** BEGIN EXERCISE INPUT **
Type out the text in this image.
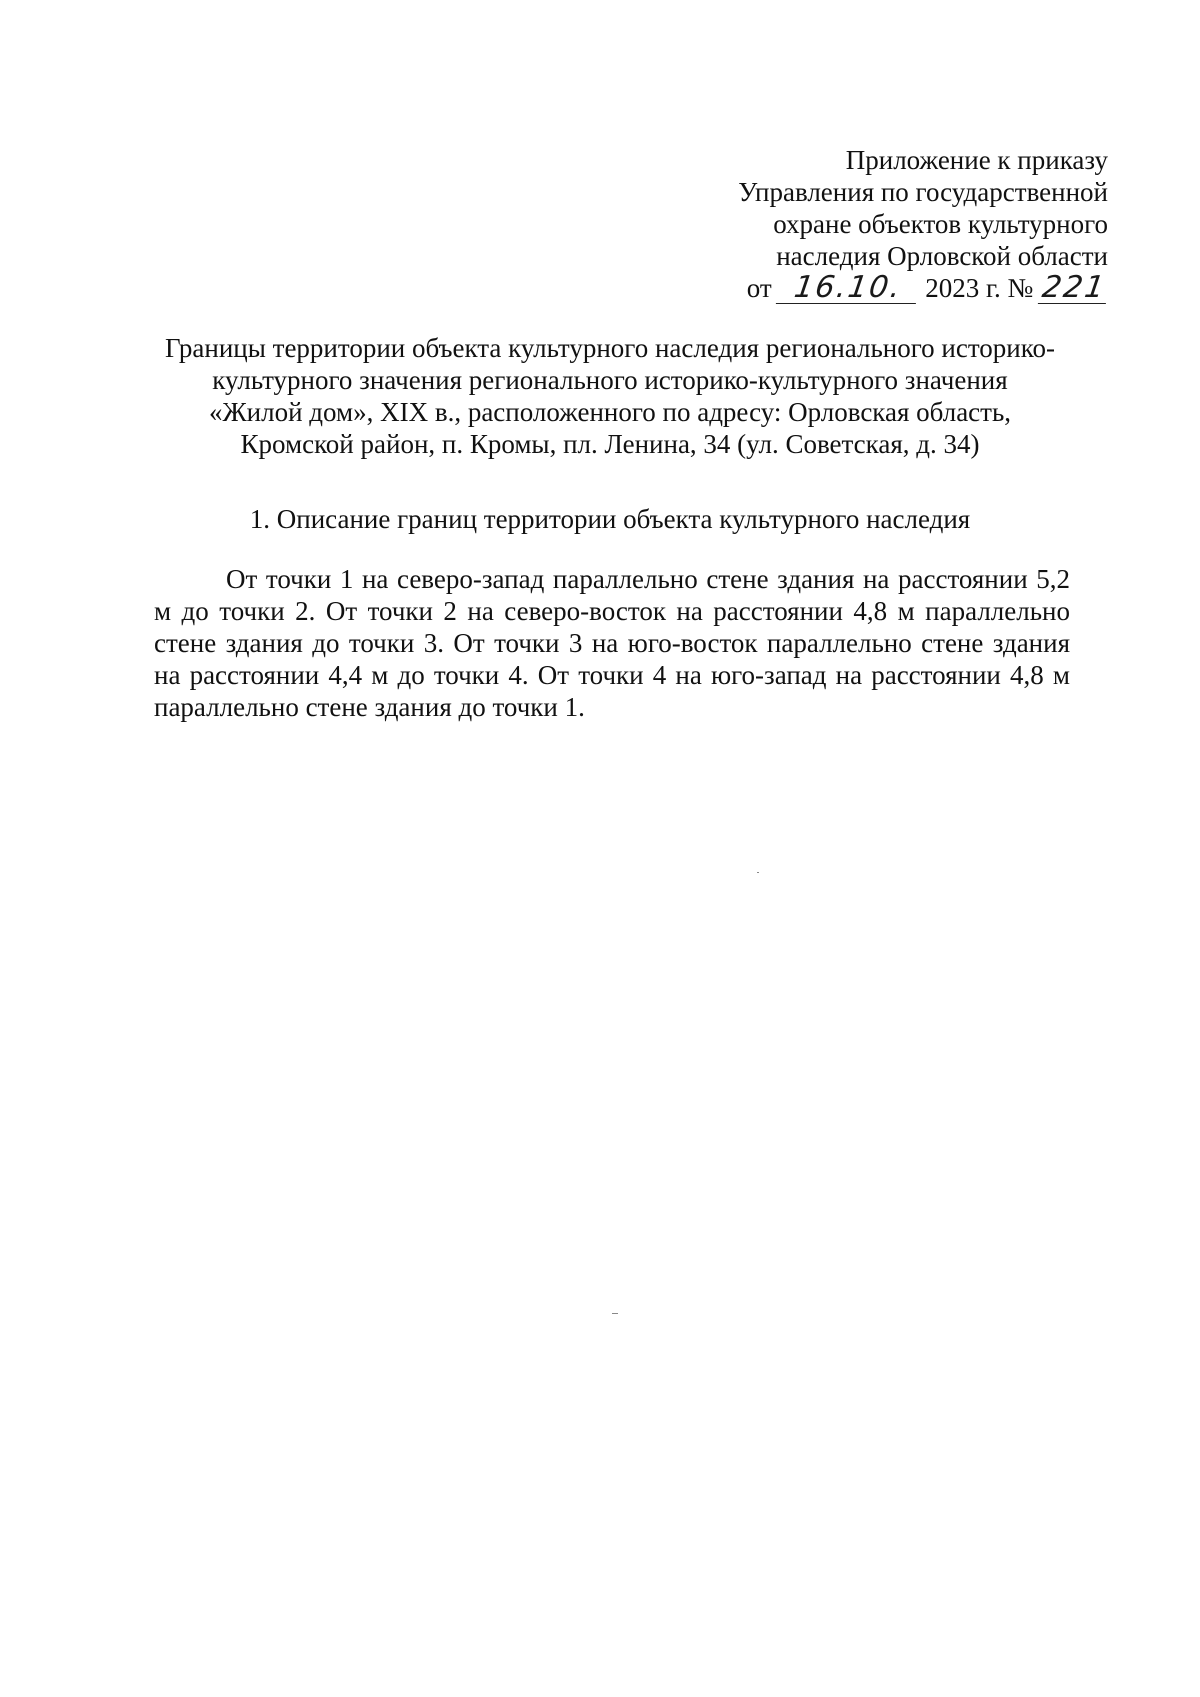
Приложение к приказу
Управления по государственной
охране объектов культурного
наследия Орловской области
от 16.10. 2023 г. № 221
Границы территории объекта культурного наследия регионального историко-
культурного значения регионального историко-культурного значения
«Жилой дом», XIX в., расположенного по адресу: Орловская область,
Кромской район, п. Кромы, пл. Ленина, 34 (ул. Советская, д. 34)
1. Описание границ территории объекта культурного наследия

От точки 1 на северо-запад параллельно стене здания на расстоянии 5,2 м до точки 2. От точки 2 на северо-восток на расстоянии 4,8 м параллельно стене здания до точки 3. От точки 3 на юго-восток параллельно стене здания на расстоянии 4,4 м до точки 4. От точки 4 на юго-запад на расстоянии 4,8 м параллельно стене здания до точки 1.
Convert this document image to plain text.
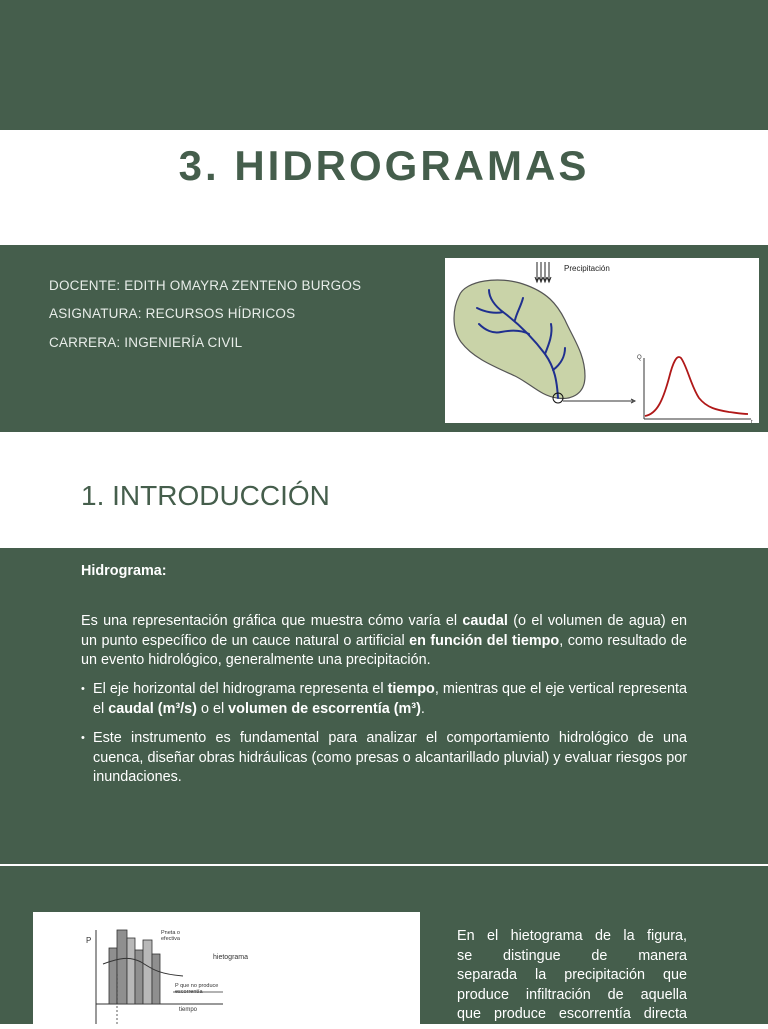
3. HIDROGRAMAS
DOCENTE: EDITH OMAYRA ZENTENO BURGOS
ASIGNATURA: RECURSOS HÍDRICOS
CARRERA: INGENIERÍA CIVIL
Precipitación
Q
t
1. INTRODUCCIÓN
Hidrograma:
Es una representación gráfica que muestra cómo varía el caudal (o el volumen de agua) en un punto específico de un cauce natural o artificial en función del tiempo, como resultado de un evento hidrológico, generalmente una precipitación.
• El eje horizontal del hidrograma representa el tiempo, mientras que el eje vertical representa el caudal (m³/s) o el volumen de escorrentía (m³).
• Este instrumento es fundamental para analizar el comportamiento hidrológico de una cuenca, diseñar obras hidráulicas (como presas o alcantarillado pluvial) y evaluar riesgos por inundaciones.
P
Pneta o
efectiva
hietograma
P que no produce
escorrentía
tiempo
En el hietograma de la figura,
se distingue de manera
separada la precipitación que
produce infiltración de aquella
que produce escorrentía directa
** END EXERCISE INPUT **
• **WHAT THE EXERCISE ASKS**:
Output all of the data exactly as it stands, minus any images.

• **ANSWER TO THIS EXERCISE**:
Type out the text in this image.
Приложение к приказу
Управления по государственной
охране объектов культурного
наследия Орловской области
от 16.10. 2023 г. № 221
Границы территории объекта культурного наследия регионального историко-
культурного значения регионального историко-культурного значения
«Жилой дом», XIX в., расположенного по адресу: Орловская область,
Кромской район, п. Кромы, пл. Ленина, 34 (ул. Советская, д. 34)
1. Описание границ территории объекта культурного наследия

От точки 1 на северо-запад параллельно стене здания на расстоянии 5,2 м до точки 2. От точки 2 на северо-восток на расстоянии 4,8 м параллельно стене здания до точки 3. От точки 3 на юго-восток параллельно стене здания на расстоянии 4,4 м до точки 4. От точки 4 на юго-запад на расстоянии 4,8 м параллельно стене здания до точки 1.
Convert this document image to plain text.
3. HIDROGRAMAS
DOCENTE: EDITH OMAYRA ZENTENO BURGOS
ASIGNATURA: RECURSOS HÍDRICOS
CARRERA: INGENIERÍA CIVIL
Precipitación
Q
t
1. INTRODUCCIÓN
Hidrograma:
Es una representación gráfica que muestra cómo varía el caudal (o el volumen de agua) en un punto específico de un cauce natural o artificial en función del tiempo, como resultado de un evento hidrológico, generalmente una precipitación.
• El eje horizontal del hidrograma representa el tiempo, mientras que el eje vertical representa el caudal (m³/s) o el volumen de escorrentía (m³).
• Este instrumento es fundamental para analizar el comportamiento hidrológico de una cuenca, diseñar obras hidráulicas (como presas o alcantarillado pluvial) y evaluar riesgos por inundaciones.
P
Pneta o
efectiva
hietograma
P que no produce
escorrentía
tiempo
En el hietograma de la figura,
se distingue de manera
separada la precipitación que
produce infiltración de aquella
que produce escorrentía directa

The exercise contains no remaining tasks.